- [SHORT PROBLEM]:
Output every line exactly as written. Leave out pictures.
** Begin DATA TO USE **
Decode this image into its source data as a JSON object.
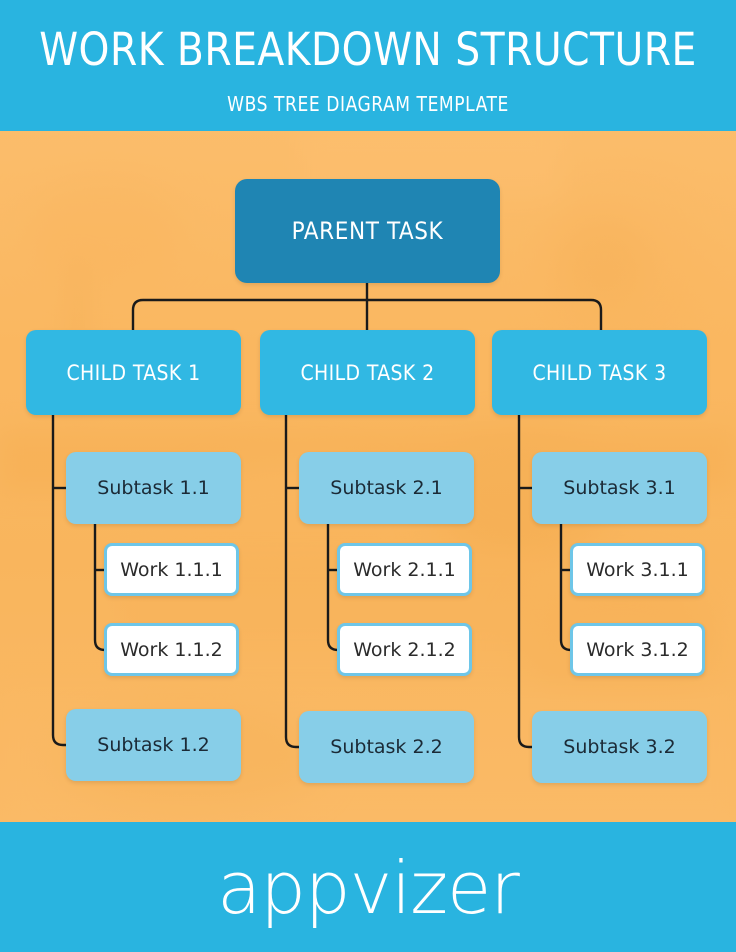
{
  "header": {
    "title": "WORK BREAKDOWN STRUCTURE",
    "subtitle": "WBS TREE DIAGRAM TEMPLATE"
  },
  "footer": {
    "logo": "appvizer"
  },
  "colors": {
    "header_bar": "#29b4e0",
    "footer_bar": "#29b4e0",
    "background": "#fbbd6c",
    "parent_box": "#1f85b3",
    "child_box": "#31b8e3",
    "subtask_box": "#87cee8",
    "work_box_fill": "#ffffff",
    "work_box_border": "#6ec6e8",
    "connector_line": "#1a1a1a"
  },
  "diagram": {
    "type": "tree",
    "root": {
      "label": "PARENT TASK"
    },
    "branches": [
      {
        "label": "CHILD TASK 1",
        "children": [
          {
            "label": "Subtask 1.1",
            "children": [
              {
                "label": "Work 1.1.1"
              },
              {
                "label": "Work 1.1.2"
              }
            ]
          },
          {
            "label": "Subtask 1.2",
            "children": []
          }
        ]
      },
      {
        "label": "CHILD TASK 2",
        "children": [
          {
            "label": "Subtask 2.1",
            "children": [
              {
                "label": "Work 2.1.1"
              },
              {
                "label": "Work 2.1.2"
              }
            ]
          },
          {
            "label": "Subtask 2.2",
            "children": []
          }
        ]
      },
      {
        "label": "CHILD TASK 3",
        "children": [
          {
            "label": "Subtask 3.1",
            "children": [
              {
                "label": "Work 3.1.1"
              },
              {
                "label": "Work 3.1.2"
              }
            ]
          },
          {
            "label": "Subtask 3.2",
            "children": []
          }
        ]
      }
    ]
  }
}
** End DATA TO USE **
- [THE RESPONSE]:
Decode this image into its source data as a JSON object.
{
  "header": {
    "title": "WORK BREAKDOWN STRUCTURE",
    "subtitle": "WBS TREE DIAGRAM TEMPLATE"
  },
  "footer": {
    "logo": "appvizer"
  },
  "colors": {
    "header_bar": "#29b4e0",
    "footer_bar": "#29b4e0",
    "background": "#fbbd6c",
    "parent_box": "#1f85b3",
    "child_box": "#31b8e3",
    "subtask_box": "#87cee8",
    "work_box_fill": "#ffffff",
    "work_box_border": "#6ec6e8",
    "connector_line": "#1a1a1a"
  },
  "diagram": {
    "type": "tree",
    "root": {
      "label": "PARENT TASK"
    },
    "branches": [
      {
        "label": "CHILD TASK 1",
        "children": [
          {
            "label": "Subtask 1.1",
            "children": [
              {
                "label": "Work 1.1.1"
              },
              {
                "label": "Work 1.1.2"
              }
            ]
          },
          {
            "label": "Subtask 1.2",
            "children": []
          }
        ]
      },
      {
        "label": "CHILD TASK 2",
        "children": [
          {
            "label": "Subtask 2.1",
            "children": [
              {
                "label": "Work 2.1.1"
              },
              {
                "label": "Work 2.1.2"
              }
            ]
          },
          {
            "label": "Subtask 2.2",
            "children": []
          }
        ]
      },
      {
        "label": "CHILD TASK 3",
        "children": [
          {
            "label": "Subtask 3.1",
            "children": [
              {
                "label": "Work 3.1.1"
              },
              {
                "label": "Work 3.1.2"
              }
            ]
          },
          {
            "label": "Subtask 3.2",
            "children": []
          }
        ]
      }
    ]
  }
}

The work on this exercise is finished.